Dataset >>
* * * * * * *
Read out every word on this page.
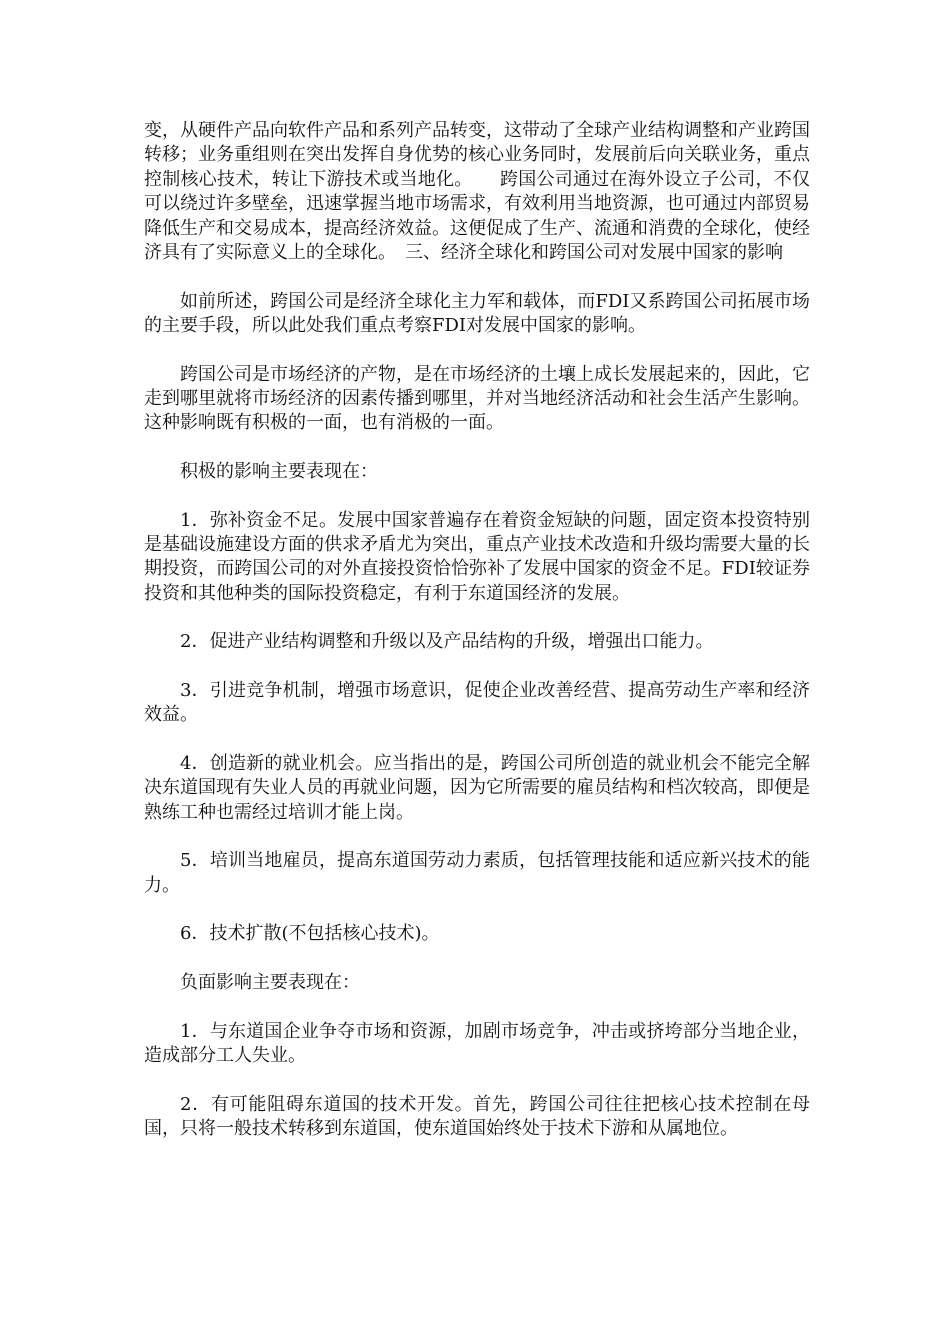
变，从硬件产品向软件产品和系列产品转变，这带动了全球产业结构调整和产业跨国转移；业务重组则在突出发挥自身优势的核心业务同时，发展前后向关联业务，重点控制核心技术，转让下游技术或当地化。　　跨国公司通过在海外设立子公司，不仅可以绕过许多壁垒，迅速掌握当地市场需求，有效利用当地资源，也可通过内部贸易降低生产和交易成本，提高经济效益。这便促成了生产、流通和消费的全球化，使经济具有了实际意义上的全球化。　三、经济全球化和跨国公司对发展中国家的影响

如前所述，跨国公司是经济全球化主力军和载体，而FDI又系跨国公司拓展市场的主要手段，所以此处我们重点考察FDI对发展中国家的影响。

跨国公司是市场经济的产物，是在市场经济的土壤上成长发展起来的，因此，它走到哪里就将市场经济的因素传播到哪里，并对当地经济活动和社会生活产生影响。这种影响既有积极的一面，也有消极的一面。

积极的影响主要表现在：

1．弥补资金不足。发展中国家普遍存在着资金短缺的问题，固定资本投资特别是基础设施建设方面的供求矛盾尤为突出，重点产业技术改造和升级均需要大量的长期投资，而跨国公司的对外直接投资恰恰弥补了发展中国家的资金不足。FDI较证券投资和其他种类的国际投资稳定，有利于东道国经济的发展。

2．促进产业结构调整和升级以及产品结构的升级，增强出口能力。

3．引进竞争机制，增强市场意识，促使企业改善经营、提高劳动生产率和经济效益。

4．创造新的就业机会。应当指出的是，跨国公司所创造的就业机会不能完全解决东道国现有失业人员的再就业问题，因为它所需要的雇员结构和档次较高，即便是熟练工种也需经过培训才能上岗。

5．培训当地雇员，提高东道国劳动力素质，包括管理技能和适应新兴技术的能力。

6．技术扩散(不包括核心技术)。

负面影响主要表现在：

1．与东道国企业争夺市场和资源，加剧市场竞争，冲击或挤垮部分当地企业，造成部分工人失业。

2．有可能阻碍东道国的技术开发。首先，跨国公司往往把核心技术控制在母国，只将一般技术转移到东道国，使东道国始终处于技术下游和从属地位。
* * * * * * *
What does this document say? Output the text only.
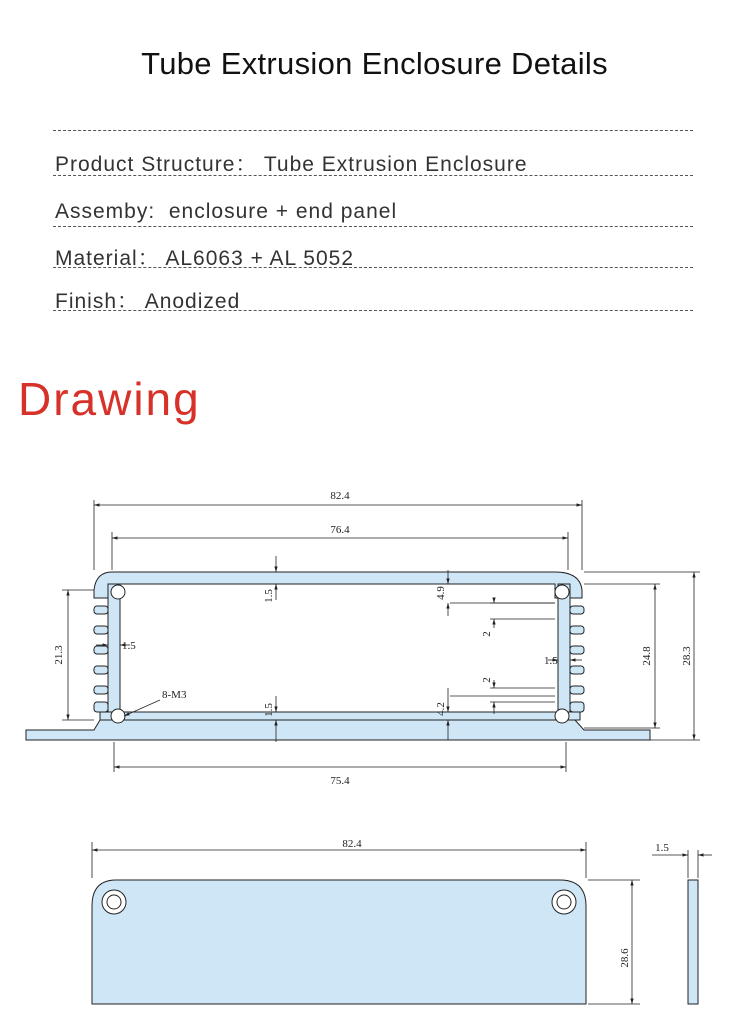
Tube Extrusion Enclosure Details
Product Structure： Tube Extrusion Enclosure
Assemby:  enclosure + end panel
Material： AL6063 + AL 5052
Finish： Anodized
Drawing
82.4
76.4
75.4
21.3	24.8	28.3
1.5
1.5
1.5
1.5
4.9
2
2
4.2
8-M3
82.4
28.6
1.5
* * * * * * *
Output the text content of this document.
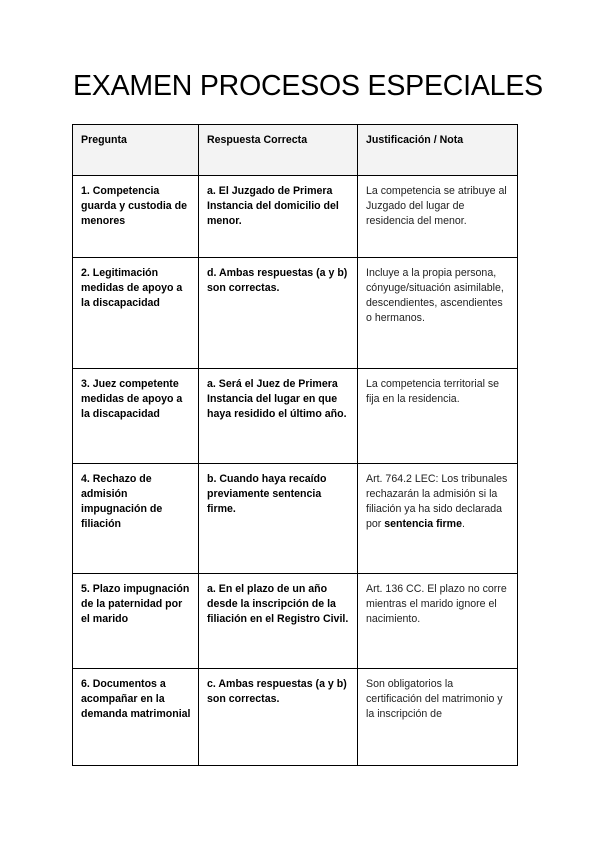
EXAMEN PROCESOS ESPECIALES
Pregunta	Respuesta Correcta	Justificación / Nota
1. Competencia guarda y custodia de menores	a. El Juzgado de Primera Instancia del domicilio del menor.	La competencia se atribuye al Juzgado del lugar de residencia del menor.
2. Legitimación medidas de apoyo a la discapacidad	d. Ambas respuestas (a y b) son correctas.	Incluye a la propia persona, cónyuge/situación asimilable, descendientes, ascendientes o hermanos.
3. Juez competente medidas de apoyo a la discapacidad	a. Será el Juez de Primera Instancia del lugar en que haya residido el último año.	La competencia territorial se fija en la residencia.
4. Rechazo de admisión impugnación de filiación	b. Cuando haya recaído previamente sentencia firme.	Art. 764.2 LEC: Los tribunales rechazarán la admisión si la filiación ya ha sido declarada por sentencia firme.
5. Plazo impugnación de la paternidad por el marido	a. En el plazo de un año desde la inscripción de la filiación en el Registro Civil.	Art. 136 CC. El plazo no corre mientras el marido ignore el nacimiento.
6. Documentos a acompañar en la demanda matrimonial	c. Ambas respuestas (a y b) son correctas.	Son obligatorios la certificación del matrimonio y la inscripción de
* * * * * * *
Task prompt >> In the listing, find every line containing the word "Extrusion" and list it.

The response >>
Tube Extrusion Enclosure Details
Product Structure： Tube Extrusion Enclosure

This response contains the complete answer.